> _Task to carry out_:
Return all the data below as it stands, minus the pictures.
══════
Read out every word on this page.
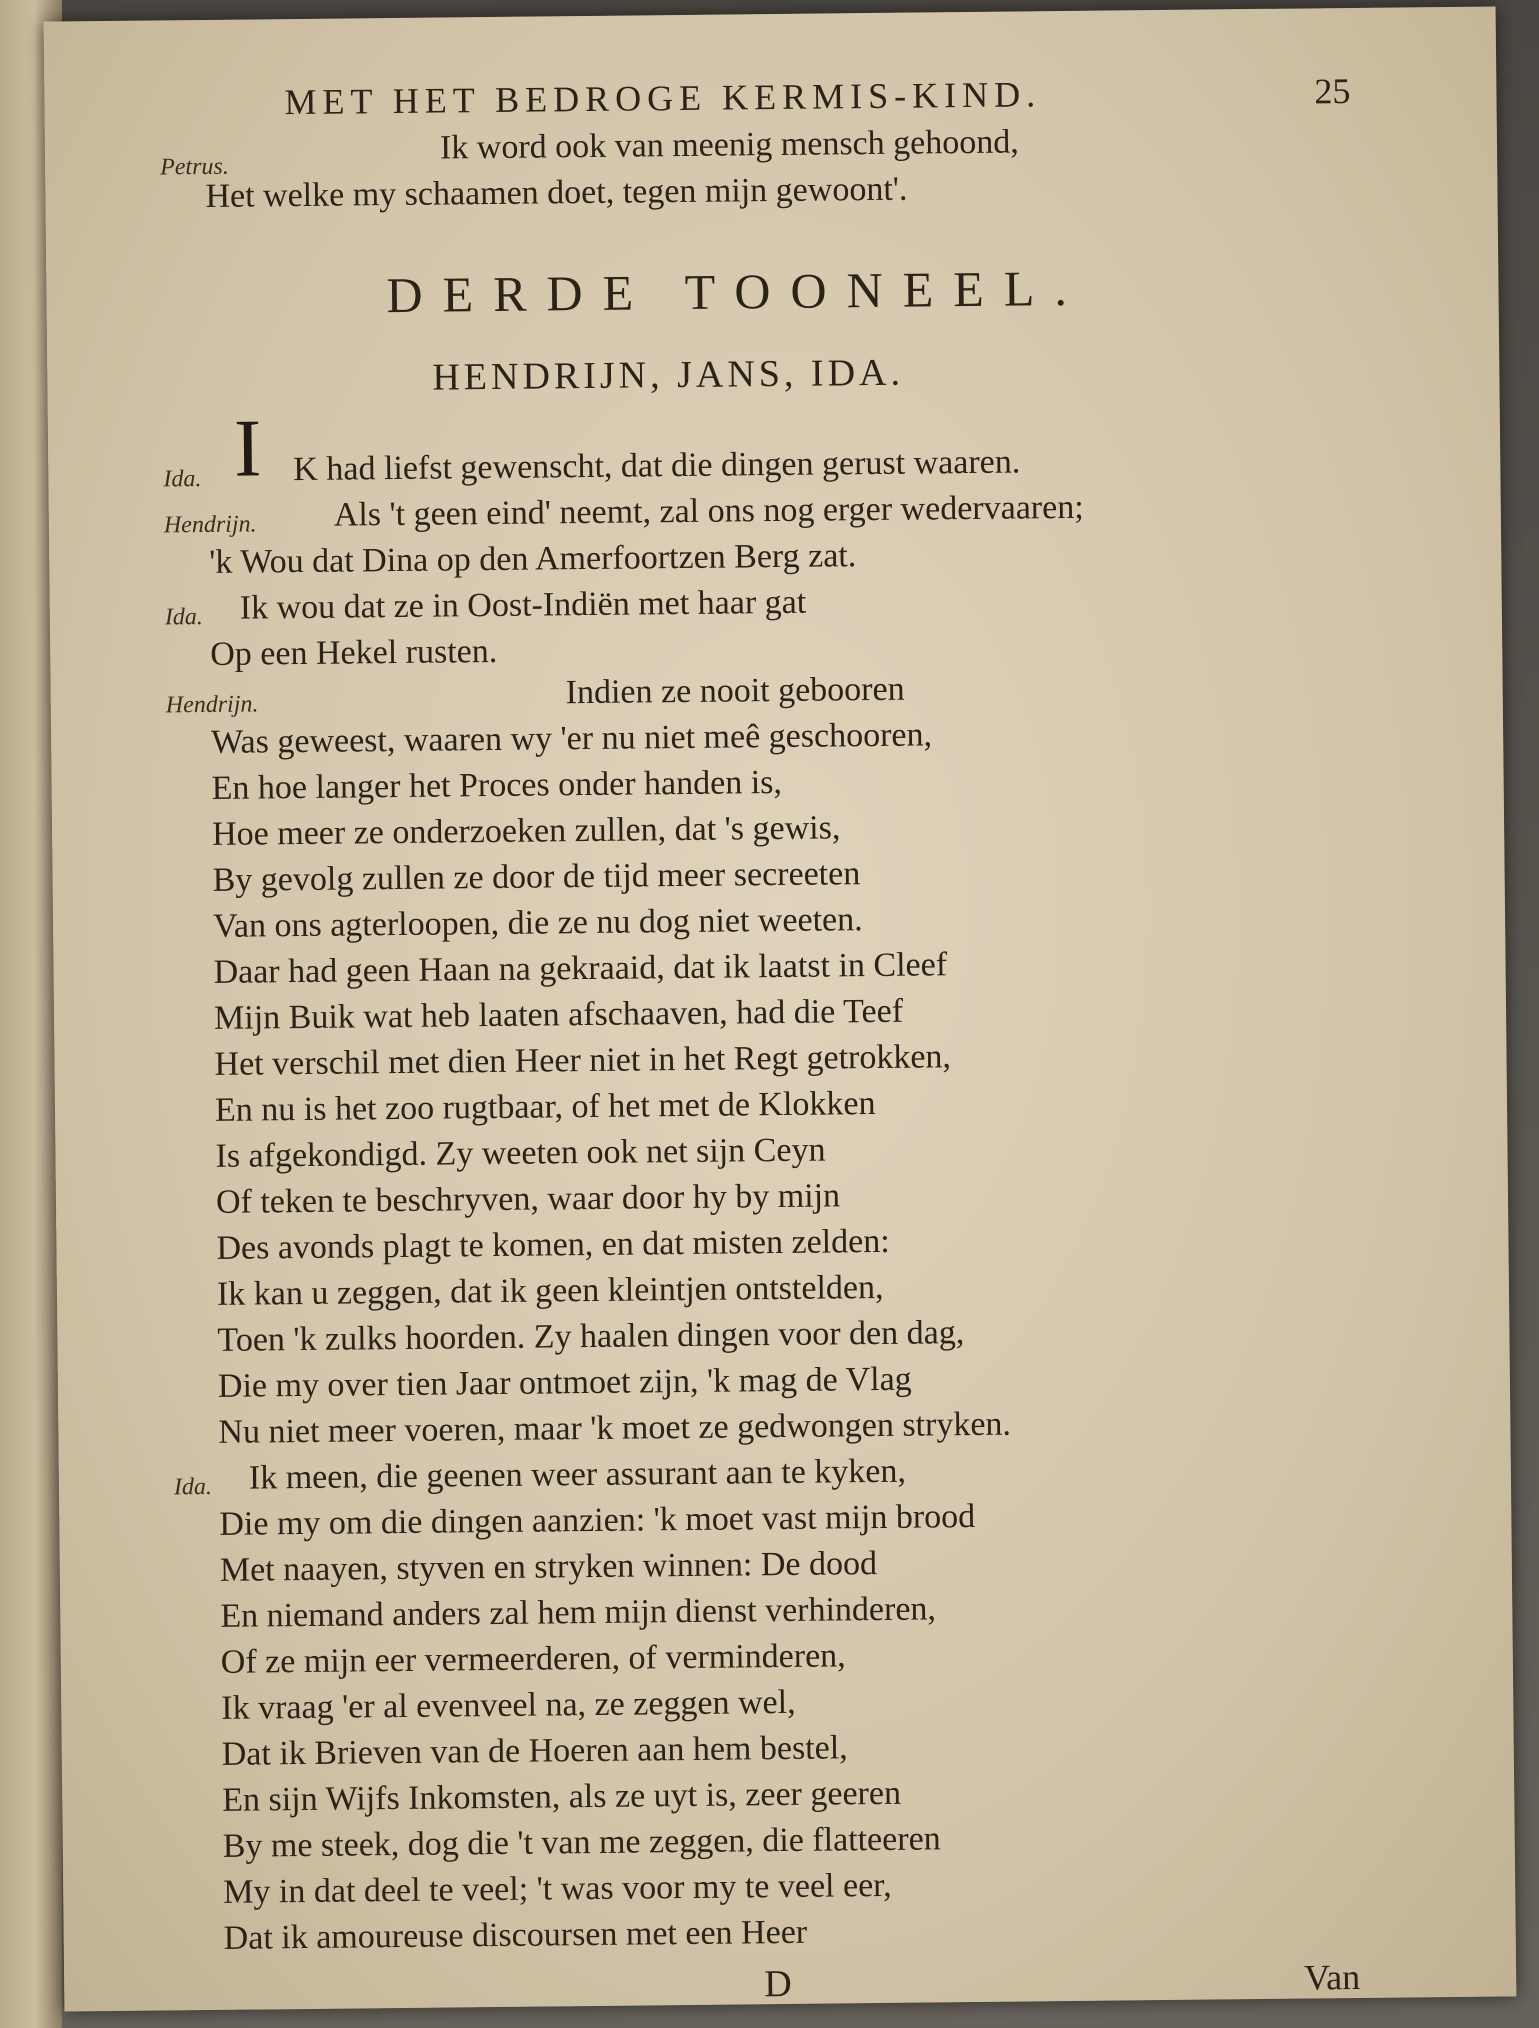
MET HET BEDROGE KERMIS-KIND.	25
Petrus.
Ik word ook van meenig mensch gehoond,
Het welke my schaamen doet, tegen mijn gewoont'.
DERDE TOONEEL.
HENDRIJN, JANS, IDA.
I
Ida.	K had liefst gewenscht, dat die dingen gerust waaren.
Hendrijn. Als 't geen eind' neemt, zal ons nog erger wedervaaren;
'k Wou dat Dina op den Amerfoortzen Berg zat.
Ida. Ik wou dat ze in Oost-Indiën met haar gat
Op een Hekel rusten.
Hendrijn.	Indien ze nooit gebooren
Was geweest, waaren wy 'er nu niet meê geschooren,
En hoe langer het Proces onder handen is,
Hoe meer ze onderzoeken zullen, dat 's gewis,
By gevolg zullen ze door de tijd meer secreeten
Van ons agterloopen, die ze nu dog niet weeten.
Daar had geen Haan na gekraaid, dat ik laatst in Cleef
Mijn Buik wat heb laaten afschaaven, had die Teef
Het verschil met dien Heer niet in het Regt getrokken,
En nu is het zoo rugtbaar, of het met de Klokken
Is afgekondigd. Zy weeten ook net sijn Ceyn
Of teken te beschryven, waar door hy by mijn
Des avonds plagt te komen, en dat misten zelden:
Ik kan u zeggen, dat ik geen kleintjen ontstelden,
Toen 'k zulks hoorden. Zy haalen dingen voor den dag,
Die my over tien Jaar ontmoet zijn, 'k mag de Vlag
Nu niet meer voeren, maar 'k moet ze gedwongen stryken.
Ida. Ik meen, die geenen weer assurant aan te kyken,
Die my om die dingen aanzien: 'k moet vast mijn brood
Met naayen, styven en stryken winnen: De dood
En niemand anders zal hem mijn dienst verhinderen,
Of ze mijn eer vermeerderen, of verminderen,
Ik vraag 'er al evenveel na, ze zeggen wel,
Dat ik Brieven van de Hoeren aan hem bestel,
En sijn Wijfs Inkomsten, als ze uyt is, zeer geeren
By me steek, dog die 't van me zeggen, die flatteeren
My in dat deel te veel; 't was voor my te veel eer,
Dat ik amoureuse discoursen met een Heer
D	Van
══════
> _Exercise output_:
Read out every word on this page.
MET HET BEDROGE KERMIS-KIND.	25
Petrus.
Ik word ook van meenig mensch gehoond,
Het welke my schaamen doet, tegen mijn gewoont'.
DERDE TOONEEL.
HENDRIJN, JANS, IDA.
I
Ida.	K had liefst gewenscht, dat die dingen gerust waaren.
Hendrijn. Als 't geen eind' neemt, zal ons nog erger wedervaaren;
'k Wou dat Dina op den Amerfoortzen Berg zat.
Ida. Ik wou dat ze in Oost-Indiën met haar gat
Op een Hekel rusten.
Hendrijn.	Indien ze nooit gebooren
Was geweest, waaren wy 'er nu niet meê geschooren,
En hoe langer het Proces onder handen is,
Hoe meer ze onderzoeken zullen, dat 's gewis,
By gevolg zullen ze door de tijd meer secreeten
Van ons agterloopen, die ze nu dog niet weeten.
Daar had geen Haan na gekraaid, dat ik laatst in Cleef
Mijn Buik wat heb laaten afschaaven, had die Teef
Het verschil met dien Heer niet in het Regt getrokken,
En nu is het zoo rugtbaar, of het met de Klokken
Is afgekondigd. Zy weeten ook net sijn Ceyn
Of teken te beschryven, waar door hy by mijn
Des avonds plagt te komen, en dat misten zelden:
Ik kan u zeggen, dat ik geen kleintjen ontstelden,
Toen 'k zulks hoorden. Zy haalen dingen voor den dag,
Die my over tien Jaar ontmoet zijn, 'k mag de Vlag
Nu niet meer voeren, maar 'k moet ze gedwongen stryken.
Ida. Ik meen, die geenen weer assurant aan te kyken,
Die my om die dingen aanzien: 'k moet vast mijn brood
Met naayen, styven en stryken winnen: De dood
En niemand anders zal hem mijn dienst verhinderen,
Of ze mijn eer vermeerderen, of verminderen,
Ik vraag 'er al evenveel na, ze zeggen wel,
Dat ik Brieven van de Hoeren aan hem bestel,
En sijn Wijfs Inkomsten, als ze uyt is, zeer geeren
By me steek, dog die 't van me zeggen, die flatteeren
My in dat deel te veel; 't was voor my te veel eer,
Dat ik amoureuse discoursen met een Heer
D	Van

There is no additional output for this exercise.